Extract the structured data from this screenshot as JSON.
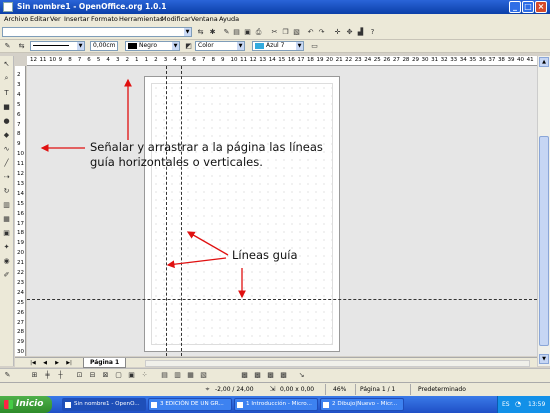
{
  "window": {
    "title": "Sin nombre1 - OpenOffice.org 1.0.1"
  },
  "menu": [
    "Archivo",
    "Editar",
    "Ver",
    "Insertar",
    "Formato",
    "Herramientas",
    "Modificar",
    "Ventana",
    "Ayuda"
  ],
  "toolbar2": {
    "line_width": "0,00cm",
    "line_color": "Negro",
    "line_color_hex": "#000000",
    "fill_type": "Color",
    "fill_color": "Azul 7",
    "fill_color_hex": "#33aadd"
  },
  "ruler": {
    "h_ticks": [
      "12",
      "11",
      "10",
      "9",
      "8",
      "7",
      "6",
      "5",
      "4",
      "3",
      "2",
      "1",
      "1",
      "2",
      "3",
      "4",
      "5",
      "6",
      "7",
      "8",
      "9",
      "10",
      "11",
      "12",
      "13",
      "14",
      "15",
      "16",
      "17",
      "18",
      "19",
      "20",
      "21",
      "22",
      "23",
      "24",
      "25",
      "26",
      "27",
      "28",
      "29",
      "30",
      "31",
      "32",
      "33",
      "34",
      "35",
      "36",
      "37",
      "38",
      "39",
      "40",
      "41"
    ],
    "v_ticks": [
      "2",
      "3",
      "4",
      "5",
      "6",
      "7",
      "8",
      "9",
      "10",
      "11",
      "12",
      "13",
      "14",
      "15",
      "16",
      "17",
      "18",
      "19",
      "20",
      "21",
      "22",
      "23",
      "24",
      "25",
      "26",
      "27",
      "28",
      "29",
      "30"
    ]
  },
  "annotations": {
    "drag_instruction": "Señalar y arrastrar a la página las líneas guía horizontales o verticales.",
    "guide_lines": "Líneas guía"
  },
  "tabs": [
    {
      "label": "Página 1"
    }
  ],
  "status": {
    "position": "-2,00 / 24,00",
    "size": "0,00 x 0,00",
    "zoom": "46%",
    "page": "Página 1 / 1",
    "style": "Predeterminado"
  },
  "taskbar": {
    "start_label": "Inicio",
    "tasks": [
      "Sin nombre1 - OpenO...",
      "3 EDICIÓN DE UN GR...",
      "1 Introducción - Micro...",
      "2 Dibujo|Nuevo - Micr..."
    ],
    "lang": "ES",
    "clock": "13:59"
  }
}
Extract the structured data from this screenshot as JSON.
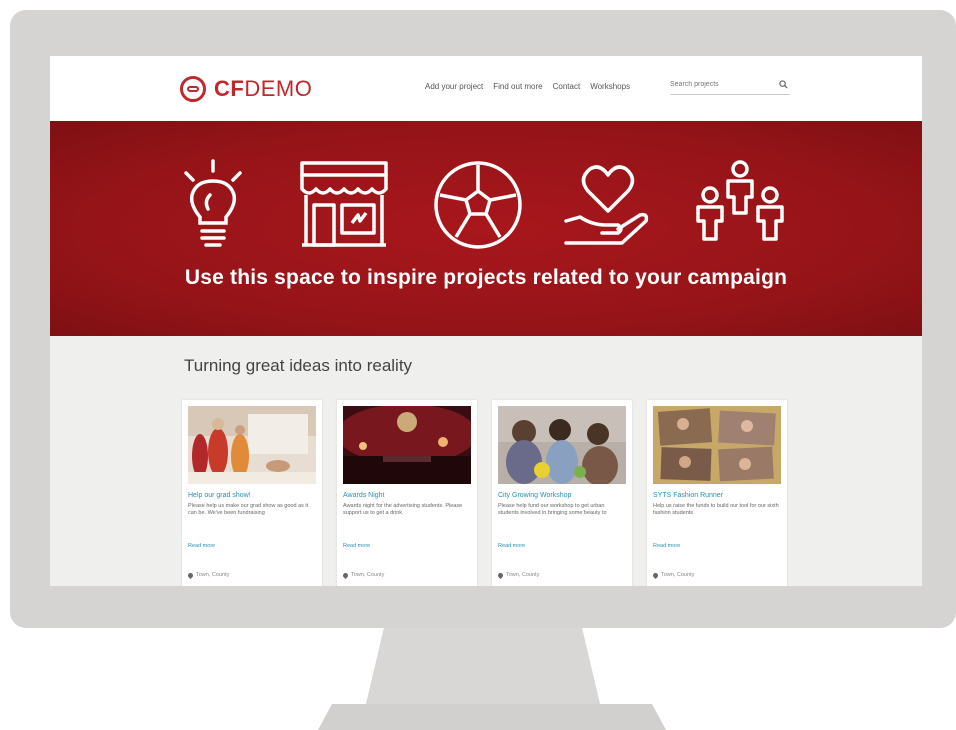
{
  "header": {
    "logo_cf": "CF",
    "logo_demo": "DEMO",
    "nav": [
      "Add your project",
      "Find out more",
      "Contact",
      "Workshops"
    ],
    "search_placeholder": "Search projects",
    "search_icon": "magnifier-icon"
  },
  "hero": {
    "title": "Use this space to inspire projects related to your campaign",
    "icons": [
      "lightbulb-icon",
      "shop-icon",
      "football-icon",
      "heart-hand-icon",
      "people-icon"
    ]
  },
  "section": {
    "title": "Turning great ideas into reality"
  },
  "cards": [
    {
      "title": "Help our grad show!",
      "desc": "Please help us make our grad show as good as it can be. We've been fundraising",
      "link": "Read more",
      "location": "Town, County",
      "image": "fashion-show-photo"
    },
    {
      "title": "Awards Night",
      "desc": "Awards night for the advertising students. Please support us to get a drink",
      "link": "Read more",
      "location": "Town, County",
      "image": "awards-night-photo"
    },
    {
      "title": "City Growing Workshop",
      "desc": "Please help fund our workshop to get urban students involved in bringing some beauty to",
      "link": "Read more",
      "location": "Town, County",
      "image": "workshop-photo"
    },
    {
      "title": "SYTS Fashion Runner",
      "desc": "Help us raise the funds to build our tool for our sixth fashion students",
      "link": "Read more",
      "location": "Town, County",
      "image": "fashion-collage-photo"
    }
  ],
  "colors": {
    "brand_red": "#c0282d",
    "hero_red": "#9a1519",
    "link_blue": "#2a90b0"
  }
}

Written request
Copy all lines from the material that contain "desc".

Solution to the problem
      "desc": "Please help us make our grad show as good as it can be. We've been fundraising",
      "desc": "Awards night for the advertising students. Please support us to get a drink",
      "desc": "Please help fund our workshop to get urban students involved in bringing some beauty to",
      "desc": "Help us raise the funds to build our tool for our sixth fashion students",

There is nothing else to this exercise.